**** MATERIAL SHOWN ****

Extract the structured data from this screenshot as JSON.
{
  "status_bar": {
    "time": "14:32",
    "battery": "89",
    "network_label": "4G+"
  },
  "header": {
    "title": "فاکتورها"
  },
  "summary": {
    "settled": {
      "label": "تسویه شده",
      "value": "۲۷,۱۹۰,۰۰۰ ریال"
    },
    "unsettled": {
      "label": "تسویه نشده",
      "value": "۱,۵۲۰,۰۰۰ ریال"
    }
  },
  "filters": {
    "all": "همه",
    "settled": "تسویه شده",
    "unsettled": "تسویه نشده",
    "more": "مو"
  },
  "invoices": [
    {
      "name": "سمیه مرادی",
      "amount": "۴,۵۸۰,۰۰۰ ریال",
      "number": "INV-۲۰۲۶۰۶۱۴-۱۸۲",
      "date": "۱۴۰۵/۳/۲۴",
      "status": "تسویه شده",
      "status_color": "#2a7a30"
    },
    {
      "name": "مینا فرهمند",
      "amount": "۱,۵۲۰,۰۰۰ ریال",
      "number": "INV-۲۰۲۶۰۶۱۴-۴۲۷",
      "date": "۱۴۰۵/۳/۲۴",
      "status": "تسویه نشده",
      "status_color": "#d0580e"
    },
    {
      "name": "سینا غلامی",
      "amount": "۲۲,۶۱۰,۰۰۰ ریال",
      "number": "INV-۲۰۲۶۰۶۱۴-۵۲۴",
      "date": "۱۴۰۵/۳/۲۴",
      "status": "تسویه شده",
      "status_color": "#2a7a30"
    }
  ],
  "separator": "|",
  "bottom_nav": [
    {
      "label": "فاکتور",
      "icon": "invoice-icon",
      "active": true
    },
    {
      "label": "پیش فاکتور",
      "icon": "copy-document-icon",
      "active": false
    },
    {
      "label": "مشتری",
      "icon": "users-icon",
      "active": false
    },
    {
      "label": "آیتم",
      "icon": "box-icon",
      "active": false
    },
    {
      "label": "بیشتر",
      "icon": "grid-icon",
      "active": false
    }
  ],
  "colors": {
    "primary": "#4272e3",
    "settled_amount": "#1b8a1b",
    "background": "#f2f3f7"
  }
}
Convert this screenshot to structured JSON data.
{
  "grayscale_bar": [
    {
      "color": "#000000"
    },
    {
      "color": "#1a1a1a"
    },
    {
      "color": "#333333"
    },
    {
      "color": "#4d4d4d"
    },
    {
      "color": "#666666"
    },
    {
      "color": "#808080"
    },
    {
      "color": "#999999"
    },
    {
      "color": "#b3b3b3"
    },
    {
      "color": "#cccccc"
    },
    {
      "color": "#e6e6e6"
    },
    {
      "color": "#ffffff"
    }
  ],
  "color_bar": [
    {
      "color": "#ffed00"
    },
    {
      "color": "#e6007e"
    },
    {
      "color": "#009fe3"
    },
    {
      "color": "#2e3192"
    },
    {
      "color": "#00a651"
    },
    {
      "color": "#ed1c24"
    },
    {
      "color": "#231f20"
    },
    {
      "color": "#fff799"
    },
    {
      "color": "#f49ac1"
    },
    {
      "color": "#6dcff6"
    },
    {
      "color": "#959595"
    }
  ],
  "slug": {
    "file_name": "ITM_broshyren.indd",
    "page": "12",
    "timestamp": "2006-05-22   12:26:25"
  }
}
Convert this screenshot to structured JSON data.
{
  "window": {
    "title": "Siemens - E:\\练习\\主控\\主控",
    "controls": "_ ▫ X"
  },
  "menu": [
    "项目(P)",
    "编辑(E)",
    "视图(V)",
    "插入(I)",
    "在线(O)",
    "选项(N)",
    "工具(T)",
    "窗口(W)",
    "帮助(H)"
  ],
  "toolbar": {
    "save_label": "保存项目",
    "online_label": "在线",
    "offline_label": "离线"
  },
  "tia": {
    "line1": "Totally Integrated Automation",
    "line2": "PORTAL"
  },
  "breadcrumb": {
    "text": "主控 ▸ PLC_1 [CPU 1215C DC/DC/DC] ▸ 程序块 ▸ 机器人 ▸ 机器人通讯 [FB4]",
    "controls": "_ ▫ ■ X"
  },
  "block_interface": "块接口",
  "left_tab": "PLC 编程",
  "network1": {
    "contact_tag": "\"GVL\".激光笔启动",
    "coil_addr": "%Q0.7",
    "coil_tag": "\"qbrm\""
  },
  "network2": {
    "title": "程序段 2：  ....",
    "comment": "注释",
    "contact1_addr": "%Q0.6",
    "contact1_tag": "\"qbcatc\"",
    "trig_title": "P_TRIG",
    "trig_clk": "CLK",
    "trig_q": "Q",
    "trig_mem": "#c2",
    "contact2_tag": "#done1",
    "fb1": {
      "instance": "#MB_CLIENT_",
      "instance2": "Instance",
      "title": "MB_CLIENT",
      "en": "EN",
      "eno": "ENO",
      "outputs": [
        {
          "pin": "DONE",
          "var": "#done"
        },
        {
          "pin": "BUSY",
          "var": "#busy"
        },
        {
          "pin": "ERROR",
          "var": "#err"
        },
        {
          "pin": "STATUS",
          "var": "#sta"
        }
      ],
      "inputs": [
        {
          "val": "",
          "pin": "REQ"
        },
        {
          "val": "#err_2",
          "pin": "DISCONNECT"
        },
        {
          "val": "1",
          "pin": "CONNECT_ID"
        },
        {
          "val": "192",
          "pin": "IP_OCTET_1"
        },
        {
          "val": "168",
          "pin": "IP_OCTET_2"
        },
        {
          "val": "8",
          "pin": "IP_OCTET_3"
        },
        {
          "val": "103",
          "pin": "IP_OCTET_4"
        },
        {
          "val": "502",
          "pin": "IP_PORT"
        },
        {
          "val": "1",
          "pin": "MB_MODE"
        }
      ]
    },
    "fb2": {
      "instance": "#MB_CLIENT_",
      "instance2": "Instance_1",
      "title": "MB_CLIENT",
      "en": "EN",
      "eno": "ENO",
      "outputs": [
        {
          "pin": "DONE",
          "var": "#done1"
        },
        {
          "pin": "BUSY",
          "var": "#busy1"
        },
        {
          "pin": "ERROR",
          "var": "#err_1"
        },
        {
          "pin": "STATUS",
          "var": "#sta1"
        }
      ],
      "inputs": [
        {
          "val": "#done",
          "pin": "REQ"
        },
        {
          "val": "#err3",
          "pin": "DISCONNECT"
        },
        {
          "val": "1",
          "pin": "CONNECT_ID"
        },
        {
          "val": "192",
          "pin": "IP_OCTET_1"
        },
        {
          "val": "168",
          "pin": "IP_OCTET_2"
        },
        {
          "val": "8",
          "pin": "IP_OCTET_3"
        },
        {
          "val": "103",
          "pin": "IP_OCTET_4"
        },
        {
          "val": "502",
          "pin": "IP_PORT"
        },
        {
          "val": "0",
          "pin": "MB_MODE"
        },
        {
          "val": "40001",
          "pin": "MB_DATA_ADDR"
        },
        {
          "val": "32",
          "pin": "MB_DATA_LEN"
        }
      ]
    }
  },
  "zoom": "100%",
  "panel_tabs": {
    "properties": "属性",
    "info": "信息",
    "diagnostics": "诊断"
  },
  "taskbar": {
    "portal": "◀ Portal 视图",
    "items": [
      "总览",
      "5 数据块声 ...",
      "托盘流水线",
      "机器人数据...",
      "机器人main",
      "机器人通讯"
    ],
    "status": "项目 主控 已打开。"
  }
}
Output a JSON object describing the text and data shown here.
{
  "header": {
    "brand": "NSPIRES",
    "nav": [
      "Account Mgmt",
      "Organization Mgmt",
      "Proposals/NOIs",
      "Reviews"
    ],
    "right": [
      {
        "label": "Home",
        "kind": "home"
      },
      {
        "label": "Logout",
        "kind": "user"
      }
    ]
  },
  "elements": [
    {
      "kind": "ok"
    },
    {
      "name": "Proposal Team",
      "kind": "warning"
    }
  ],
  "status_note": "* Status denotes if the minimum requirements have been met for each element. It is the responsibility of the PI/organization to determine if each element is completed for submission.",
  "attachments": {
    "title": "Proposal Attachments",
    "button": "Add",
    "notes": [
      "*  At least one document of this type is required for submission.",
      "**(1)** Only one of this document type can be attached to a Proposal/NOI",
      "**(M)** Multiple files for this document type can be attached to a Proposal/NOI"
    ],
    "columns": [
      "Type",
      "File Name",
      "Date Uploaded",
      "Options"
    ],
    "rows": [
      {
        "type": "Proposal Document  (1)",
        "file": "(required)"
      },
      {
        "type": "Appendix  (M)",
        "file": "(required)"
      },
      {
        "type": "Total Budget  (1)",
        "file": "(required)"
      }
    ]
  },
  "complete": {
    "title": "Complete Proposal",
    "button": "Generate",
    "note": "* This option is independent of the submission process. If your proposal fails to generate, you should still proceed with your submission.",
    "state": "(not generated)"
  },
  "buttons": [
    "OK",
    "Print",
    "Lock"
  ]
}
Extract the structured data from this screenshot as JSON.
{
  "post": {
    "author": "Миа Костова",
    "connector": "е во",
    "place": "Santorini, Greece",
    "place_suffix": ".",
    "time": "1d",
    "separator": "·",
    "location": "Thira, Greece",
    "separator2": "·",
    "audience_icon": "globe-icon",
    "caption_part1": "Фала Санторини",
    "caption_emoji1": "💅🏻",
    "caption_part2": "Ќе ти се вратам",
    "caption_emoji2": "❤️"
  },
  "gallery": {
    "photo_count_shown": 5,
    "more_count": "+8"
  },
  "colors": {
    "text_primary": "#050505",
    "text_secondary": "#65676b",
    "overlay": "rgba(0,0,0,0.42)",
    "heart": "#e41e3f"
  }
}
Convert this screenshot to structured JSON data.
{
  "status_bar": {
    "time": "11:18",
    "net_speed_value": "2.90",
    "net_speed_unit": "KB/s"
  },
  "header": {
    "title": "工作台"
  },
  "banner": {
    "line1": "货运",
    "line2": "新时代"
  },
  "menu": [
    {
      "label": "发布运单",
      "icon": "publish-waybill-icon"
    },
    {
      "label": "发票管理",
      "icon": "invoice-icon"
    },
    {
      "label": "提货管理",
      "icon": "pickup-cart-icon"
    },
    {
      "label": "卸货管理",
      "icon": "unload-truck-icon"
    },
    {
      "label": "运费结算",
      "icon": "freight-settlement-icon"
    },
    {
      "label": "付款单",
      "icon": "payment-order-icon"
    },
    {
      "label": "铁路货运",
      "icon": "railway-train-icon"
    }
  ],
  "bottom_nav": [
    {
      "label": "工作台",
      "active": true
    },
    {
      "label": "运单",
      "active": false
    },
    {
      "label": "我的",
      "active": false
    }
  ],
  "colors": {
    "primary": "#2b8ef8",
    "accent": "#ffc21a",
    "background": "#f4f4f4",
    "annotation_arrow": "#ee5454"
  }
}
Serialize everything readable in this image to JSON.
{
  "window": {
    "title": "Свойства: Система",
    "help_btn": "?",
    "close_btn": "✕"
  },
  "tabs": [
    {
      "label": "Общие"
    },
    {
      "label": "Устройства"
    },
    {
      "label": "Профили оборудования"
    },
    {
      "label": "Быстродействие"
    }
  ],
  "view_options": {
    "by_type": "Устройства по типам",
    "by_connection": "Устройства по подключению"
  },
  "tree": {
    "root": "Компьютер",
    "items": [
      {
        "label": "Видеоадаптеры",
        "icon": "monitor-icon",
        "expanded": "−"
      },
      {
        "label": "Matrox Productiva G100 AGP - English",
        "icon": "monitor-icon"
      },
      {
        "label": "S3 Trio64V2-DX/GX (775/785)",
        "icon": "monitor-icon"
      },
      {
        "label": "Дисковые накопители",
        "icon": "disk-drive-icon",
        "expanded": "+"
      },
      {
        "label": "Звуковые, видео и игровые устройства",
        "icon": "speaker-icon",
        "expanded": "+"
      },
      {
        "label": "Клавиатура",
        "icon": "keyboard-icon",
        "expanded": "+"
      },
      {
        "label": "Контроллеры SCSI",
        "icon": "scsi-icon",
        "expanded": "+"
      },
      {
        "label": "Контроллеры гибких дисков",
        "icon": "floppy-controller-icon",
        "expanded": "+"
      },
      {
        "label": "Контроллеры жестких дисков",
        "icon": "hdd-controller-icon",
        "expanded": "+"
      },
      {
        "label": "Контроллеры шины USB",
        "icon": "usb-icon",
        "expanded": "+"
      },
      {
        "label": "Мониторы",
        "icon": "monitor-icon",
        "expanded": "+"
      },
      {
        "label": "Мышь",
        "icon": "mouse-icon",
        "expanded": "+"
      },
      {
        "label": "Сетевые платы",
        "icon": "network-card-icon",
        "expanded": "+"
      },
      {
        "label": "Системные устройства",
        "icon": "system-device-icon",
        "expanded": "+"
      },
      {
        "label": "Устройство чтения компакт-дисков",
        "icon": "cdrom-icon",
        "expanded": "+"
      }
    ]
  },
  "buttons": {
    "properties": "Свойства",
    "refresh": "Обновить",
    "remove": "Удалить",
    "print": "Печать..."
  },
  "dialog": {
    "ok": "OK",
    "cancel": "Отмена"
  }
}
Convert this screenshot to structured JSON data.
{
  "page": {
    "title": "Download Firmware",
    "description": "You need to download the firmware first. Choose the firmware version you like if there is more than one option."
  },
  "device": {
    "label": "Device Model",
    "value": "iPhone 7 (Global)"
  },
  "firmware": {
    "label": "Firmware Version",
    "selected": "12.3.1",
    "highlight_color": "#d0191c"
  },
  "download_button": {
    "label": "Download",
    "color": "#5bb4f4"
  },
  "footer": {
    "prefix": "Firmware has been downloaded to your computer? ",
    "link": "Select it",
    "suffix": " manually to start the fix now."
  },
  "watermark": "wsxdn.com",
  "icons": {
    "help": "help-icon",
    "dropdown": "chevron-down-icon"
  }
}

****

## GIVEN PROBLEM
Wherever the string "Greece" appears in the entries above, list that line.

## SOLVED PROBLEM
    "place": "Santorini, Greece",
    "location": "Thira, Greece",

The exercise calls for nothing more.